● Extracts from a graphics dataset
========================

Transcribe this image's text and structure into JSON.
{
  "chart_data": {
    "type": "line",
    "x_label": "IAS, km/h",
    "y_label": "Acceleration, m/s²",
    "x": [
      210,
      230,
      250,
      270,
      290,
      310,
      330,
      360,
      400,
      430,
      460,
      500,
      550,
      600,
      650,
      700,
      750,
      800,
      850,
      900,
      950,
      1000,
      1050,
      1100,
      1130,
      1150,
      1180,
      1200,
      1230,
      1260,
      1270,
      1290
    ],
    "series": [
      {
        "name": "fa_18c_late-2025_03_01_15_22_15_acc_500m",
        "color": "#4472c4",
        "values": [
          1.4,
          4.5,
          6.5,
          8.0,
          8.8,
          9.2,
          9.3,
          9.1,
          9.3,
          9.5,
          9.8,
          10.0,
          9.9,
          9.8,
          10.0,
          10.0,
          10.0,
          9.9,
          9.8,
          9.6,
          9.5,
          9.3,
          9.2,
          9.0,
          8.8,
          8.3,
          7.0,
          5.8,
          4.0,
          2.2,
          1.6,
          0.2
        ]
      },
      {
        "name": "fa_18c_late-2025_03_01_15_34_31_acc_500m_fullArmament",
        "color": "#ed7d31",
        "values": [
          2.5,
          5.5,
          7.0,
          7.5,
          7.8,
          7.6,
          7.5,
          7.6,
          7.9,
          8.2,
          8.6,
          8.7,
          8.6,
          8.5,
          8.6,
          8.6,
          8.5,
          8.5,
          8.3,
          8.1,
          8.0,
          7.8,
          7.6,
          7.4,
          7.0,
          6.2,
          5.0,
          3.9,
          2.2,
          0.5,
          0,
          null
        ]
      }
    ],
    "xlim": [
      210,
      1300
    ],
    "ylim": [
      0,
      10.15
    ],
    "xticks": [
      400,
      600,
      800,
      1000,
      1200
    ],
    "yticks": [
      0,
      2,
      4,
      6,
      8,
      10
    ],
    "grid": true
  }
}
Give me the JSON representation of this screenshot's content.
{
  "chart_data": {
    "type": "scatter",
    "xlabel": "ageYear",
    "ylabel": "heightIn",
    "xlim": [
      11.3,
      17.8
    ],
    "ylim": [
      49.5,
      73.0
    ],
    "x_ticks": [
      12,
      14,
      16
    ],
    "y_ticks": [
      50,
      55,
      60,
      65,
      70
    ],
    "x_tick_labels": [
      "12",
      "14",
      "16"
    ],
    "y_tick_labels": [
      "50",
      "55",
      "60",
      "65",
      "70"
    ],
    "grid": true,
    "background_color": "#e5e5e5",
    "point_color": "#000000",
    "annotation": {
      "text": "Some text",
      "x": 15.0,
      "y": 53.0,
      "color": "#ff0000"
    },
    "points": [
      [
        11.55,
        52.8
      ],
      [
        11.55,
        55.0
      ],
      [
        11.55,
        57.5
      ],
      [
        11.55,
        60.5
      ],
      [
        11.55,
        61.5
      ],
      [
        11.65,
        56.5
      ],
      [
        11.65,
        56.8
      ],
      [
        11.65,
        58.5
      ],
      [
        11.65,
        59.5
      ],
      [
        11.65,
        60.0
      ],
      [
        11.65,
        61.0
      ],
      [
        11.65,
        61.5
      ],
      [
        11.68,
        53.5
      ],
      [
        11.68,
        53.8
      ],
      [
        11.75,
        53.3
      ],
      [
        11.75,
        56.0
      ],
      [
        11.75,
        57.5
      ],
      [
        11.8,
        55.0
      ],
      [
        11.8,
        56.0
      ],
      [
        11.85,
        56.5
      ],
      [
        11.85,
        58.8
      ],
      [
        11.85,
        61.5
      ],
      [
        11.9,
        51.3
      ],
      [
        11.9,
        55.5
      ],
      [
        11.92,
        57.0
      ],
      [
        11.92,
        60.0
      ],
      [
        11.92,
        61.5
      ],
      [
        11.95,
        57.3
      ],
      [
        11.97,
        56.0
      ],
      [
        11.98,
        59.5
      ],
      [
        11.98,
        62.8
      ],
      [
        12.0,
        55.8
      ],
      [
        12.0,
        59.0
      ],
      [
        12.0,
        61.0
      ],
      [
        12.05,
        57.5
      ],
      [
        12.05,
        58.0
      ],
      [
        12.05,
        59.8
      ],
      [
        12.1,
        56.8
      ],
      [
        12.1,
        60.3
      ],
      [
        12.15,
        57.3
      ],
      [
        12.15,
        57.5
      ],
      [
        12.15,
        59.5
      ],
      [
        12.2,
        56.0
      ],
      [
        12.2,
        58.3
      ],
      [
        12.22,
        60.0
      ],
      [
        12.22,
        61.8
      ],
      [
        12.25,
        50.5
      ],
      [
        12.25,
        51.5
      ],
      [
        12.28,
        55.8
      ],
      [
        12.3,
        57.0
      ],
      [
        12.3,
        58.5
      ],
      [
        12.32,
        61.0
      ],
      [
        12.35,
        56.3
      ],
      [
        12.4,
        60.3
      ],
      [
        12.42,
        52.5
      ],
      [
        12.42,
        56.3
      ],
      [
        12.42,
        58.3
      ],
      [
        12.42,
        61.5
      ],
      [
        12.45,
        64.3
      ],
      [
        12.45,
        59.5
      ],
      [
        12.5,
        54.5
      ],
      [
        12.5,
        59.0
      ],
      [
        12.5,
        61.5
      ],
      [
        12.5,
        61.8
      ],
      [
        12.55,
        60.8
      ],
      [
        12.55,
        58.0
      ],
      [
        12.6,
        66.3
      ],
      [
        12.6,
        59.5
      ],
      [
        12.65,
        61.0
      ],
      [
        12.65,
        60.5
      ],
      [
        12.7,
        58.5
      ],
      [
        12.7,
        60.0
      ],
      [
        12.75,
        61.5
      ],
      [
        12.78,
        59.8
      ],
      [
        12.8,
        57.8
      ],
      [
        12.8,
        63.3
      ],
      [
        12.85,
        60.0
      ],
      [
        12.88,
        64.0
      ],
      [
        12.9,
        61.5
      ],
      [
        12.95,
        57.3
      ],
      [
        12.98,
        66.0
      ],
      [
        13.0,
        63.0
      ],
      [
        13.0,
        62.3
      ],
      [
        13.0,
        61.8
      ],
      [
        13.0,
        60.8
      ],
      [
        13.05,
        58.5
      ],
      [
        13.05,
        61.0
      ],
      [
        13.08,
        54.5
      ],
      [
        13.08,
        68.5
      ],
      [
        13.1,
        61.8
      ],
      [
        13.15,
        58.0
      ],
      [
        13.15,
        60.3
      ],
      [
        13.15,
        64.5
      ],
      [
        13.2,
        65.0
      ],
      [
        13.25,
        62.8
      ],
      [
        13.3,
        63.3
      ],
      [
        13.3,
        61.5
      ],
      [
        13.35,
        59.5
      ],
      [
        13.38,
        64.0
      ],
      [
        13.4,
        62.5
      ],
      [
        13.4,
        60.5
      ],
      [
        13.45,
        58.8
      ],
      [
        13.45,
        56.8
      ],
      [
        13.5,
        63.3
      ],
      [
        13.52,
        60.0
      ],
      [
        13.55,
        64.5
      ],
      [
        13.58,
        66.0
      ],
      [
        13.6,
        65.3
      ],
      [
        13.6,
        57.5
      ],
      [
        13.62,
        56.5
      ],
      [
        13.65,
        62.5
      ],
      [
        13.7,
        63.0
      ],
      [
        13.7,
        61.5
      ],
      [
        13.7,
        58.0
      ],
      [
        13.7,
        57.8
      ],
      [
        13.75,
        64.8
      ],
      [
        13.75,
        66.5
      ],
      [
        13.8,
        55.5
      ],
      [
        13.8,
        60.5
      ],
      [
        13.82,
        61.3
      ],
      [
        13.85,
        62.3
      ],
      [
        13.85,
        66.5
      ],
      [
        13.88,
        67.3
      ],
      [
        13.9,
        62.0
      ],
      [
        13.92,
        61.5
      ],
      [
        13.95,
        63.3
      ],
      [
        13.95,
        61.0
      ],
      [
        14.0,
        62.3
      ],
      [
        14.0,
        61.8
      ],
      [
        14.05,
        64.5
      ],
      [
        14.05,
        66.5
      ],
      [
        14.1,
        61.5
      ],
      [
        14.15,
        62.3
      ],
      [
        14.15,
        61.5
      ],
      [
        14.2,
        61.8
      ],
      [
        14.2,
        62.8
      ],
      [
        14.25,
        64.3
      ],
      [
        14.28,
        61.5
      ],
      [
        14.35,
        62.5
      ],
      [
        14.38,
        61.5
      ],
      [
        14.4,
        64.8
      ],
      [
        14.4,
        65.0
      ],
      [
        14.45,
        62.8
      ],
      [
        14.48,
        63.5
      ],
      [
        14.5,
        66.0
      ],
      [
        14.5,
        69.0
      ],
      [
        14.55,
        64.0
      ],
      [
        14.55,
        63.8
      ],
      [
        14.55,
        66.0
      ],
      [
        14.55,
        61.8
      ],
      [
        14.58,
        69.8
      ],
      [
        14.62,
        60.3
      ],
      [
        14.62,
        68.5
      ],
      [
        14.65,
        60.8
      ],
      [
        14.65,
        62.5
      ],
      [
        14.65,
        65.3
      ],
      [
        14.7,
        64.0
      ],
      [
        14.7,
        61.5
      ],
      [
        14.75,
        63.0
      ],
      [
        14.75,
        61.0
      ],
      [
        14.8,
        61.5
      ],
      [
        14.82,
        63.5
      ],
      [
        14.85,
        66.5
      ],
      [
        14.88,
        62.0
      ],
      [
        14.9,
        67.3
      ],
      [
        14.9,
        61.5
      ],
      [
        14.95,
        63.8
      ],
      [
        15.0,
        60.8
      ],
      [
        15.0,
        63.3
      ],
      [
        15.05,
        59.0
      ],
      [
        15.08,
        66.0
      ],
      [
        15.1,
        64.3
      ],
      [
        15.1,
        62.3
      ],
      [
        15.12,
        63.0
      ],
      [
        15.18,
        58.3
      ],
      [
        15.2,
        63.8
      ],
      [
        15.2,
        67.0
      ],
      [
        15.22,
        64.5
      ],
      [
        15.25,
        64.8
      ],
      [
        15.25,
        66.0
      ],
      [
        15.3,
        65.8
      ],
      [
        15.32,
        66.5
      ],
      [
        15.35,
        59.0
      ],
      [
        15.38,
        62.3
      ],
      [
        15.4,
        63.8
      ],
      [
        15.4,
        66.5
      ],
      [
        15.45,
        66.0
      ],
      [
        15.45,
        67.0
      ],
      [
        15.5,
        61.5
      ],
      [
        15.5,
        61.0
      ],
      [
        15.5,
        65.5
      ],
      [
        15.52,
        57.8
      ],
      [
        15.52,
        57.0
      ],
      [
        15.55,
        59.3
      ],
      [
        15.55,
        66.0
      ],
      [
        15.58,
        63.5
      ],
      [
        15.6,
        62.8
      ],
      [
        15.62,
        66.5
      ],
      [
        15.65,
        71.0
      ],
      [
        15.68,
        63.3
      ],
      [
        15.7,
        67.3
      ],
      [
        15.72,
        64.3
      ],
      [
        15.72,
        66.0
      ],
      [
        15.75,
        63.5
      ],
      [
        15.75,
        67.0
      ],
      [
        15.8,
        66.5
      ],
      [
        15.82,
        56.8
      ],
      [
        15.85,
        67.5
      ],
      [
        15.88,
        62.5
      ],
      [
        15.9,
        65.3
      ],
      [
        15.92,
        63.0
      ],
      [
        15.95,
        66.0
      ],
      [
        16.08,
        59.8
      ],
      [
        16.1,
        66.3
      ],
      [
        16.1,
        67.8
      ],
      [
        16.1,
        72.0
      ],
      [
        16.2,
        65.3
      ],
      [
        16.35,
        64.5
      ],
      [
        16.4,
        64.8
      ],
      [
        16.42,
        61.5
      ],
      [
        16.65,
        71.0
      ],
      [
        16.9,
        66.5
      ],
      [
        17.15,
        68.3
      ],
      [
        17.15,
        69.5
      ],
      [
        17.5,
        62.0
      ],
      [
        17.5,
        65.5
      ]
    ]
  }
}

========================

● Exercise task
Copy down every line of the material above that includes the string "this".

● Output
Transcribe this image's text and structure into JSON.
Give me the JSON representation of this screenshot's content.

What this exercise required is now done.